### Working data:
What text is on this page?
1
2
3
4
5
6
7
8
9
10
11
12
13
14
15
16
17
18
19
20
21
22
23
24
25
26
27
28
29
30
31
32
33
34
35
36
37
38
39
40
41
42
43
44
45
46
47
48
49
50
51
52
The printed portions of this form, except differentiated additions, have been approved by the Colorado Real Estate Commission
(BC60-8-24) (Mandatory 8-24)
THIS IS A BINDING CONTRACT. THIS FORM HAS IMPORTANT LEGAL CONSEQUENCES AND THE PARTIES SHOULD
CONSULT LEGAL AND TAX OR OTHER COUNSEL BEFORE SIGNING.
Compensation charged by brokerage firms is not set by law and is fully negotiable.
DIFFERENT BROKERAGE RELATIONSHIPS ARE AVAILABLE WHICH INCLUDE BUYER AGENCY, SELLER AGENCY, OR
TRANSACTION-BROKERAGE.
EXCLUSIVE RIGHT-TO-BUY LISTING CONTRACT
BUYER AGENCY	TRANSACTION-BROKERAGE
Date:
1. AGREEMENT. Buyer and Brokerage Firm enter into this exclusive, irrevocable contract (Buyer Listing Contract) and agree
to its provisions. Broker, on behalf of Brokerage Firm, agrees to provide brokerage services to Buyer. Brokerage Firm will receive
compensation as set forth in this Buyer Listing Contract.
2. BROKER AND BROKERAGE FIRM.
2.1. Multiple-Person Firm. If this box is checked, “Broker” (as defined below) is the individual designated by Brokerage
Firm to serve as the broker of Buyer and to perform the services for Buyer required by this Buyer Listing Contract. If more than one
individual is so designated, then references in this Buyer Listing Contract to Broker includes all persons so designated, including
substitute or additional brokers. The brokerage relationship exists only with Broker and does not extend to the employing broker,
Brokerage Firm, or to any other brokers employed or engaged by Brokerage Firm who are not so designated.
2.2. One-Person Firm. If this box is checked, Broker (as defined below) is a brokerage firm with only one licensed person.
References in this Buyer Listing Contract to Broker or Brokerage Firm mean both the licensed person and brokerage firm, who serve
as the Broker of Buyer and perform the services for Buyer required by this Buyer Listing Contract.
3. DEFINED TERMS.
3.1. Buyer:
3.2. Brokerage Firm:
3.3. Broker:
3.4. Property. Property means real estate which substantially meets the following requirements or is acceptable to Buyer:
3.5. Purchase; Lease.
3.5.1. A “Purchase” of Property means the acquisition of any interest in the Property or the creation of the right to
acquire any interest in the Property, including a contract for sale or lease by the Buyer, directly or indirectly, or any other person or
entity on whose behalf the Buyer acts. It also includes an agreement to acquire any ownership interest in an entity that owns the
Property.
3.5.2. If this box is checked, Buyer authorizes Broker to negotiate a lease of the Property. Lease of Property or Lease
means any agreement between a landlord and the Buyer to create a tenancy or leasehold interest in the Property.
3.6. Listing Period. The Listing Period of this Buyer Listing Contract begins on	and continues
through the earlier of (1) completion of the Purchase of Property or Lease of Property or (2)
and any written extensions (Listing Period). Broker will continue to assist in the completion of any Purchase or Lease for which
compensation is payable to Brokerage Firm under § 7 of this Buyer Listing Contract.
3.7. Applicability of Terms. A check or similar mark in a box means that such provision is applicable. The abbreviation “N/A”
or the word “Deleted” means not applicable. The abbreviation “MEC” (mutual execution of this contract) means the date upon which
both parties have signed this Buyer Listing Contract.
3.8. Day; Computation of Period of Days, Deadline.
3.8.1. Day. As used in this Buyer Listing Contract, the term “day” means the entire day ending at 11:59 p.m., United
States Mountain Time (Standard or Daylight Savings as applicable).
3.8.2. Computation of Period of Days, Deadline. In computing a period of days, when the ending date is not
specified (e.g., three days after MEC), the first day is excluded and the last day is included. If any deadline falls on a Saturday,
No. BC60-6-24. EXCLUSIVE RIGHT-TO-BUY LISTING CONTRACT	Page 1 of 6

### Required work:
Search the lines for "AGENCY". Copy each line that has it.

### Complete answer:
DIFFERENT BROKERAGE RELATIONSHIPS ARE AVAILABLE WHICH INCLUDE BUYER AGENCY, SELLER AGENCY, OR
BUYER AGENCY	TRANSACTION-BROKERAGE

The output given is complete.